WHAT THE TASK REQUIRES:
Reproduce each line bearing the word "Фараби".

RECORDED DATA:
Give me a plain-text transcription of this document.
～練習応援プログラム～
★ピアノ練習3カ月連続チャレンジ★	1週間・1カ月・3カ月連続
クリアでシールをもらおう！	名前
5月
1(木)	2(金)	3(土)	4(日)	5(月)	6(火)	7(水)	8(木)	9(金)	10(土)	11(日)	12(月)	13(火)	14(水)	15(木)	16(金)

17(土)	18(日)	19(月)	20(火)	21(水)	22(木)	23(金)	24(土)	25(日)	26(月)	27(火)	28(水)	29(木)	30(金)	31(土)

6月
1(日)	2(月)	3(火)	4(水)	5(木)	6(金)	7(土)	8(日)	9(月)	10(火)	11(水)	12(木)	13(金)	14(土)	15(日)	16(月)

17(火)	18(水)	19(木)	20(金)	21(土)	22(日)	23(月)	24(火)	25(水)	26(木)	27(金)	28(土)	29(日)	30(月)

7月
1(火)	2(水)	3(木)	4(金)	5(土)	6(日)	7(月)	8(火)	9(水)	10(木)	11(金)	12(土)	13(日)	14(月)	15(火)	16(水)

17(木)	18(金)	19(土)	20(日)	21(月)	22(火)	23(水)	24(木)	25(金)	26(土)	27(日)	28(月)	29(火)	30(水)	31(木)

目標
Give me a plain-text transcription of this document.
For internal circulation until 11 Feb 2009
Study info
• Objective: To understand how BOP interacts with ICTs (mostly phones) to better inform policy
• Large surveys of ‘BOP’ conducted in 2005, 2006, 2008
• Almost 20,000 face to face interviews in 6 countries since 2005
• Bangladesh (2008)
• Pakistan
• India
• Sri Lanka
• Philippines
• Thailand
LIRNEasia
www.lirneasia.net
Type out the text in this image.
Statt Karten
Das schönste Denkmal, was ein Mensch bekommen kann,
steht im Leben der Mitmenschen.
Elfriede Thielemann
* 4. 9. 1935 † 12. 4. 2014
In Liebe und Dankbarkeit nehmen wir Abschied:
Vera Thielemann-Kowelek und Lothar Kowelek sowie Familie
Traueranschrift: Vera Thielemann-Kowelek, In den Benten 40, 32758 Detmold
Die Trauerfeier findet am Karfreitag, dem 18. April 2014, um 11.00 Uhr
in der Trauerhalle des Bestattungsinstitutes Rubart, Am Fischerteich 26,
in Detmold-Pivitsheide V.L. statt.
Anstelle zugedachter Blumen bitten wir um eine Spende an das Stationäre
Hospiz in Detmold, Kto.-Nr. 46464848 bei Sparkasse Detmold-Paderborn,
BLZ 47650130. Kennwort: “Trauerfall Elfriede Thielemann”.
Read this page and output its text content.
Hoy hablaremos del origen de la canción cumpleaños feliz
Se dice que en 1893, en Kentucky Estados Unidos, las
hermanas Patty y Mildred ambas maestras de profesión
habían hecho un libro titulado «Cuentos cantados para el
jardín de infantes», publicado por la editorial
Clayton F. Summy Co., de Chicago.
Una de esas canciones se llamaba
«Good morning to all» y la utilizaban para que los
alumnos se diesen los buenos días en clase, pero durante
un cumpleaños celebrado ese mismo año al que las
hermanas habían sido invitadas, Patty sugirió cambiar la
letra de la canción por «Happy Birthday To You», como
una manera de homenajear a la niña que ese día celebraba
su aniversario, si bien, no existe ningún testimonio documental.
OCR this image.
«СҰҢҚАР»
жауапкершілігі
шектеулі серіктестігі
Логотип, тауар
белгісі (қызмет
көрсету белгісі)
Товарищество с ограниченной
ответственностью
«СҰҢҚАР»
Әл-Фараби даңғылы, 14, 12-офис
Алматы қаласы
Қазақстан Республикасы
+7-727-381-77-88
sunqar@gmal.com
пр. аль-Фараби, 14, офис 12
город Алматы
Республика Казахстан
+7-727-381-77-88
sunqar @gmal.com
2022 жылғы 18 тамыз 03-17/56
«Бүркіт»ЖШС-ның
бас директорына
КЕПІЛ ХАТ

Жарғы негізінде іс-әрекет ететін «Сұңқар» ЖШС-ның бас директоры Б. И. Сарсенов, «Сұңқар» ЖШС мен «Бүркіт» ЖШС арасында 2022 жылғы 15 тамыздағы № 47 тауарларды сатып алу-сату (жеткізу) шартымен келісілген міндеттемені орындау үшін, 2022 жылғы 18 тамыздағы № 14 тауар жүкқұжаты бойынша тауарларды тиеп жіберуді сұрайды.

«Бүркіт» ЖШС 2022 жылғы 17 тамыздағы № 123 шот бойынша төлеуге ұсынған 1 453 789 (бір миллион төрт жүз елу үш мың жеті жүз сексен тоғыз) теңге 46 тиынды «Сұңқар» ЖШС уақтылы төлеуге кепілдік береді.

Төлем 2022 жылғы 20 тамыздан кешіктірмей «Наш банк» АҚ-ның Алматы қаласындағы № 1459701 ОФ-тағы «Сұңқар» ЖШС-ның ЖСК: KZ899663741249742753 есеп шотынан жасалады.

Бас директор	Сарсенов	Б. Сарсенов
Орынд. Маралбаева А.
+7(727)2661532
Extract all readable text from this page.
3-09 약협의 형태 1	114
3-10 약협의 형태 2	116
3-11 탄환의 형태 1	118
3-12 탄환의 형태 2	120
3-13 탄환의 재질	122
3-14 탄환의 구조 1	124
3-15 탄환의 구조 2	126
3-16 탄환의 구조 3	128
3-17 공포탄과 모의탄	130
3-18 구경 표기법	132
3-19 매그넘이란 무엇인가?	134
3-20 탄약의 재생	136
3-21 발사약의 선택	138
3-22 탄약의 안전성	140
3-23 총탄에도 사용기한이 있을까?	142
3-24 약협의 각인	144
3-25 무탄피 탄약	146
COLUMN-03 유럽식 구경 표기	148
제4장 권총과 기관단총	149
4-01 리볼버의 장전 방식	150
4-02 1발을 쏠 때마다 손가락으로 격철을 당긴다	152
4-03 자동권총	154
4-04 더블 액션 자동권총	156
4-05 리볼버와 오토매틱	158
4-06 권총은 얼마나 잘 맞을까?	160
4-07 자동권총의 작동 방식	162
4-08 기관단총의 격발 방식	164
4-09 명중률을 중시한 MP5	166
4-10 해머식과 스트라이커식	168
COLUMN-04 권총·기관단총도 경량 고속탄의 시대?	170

TASK RESPONSE:
Әл-Фараби даңғылы, 14, 12-офис
пр. аль-Фараби, 14, офис 12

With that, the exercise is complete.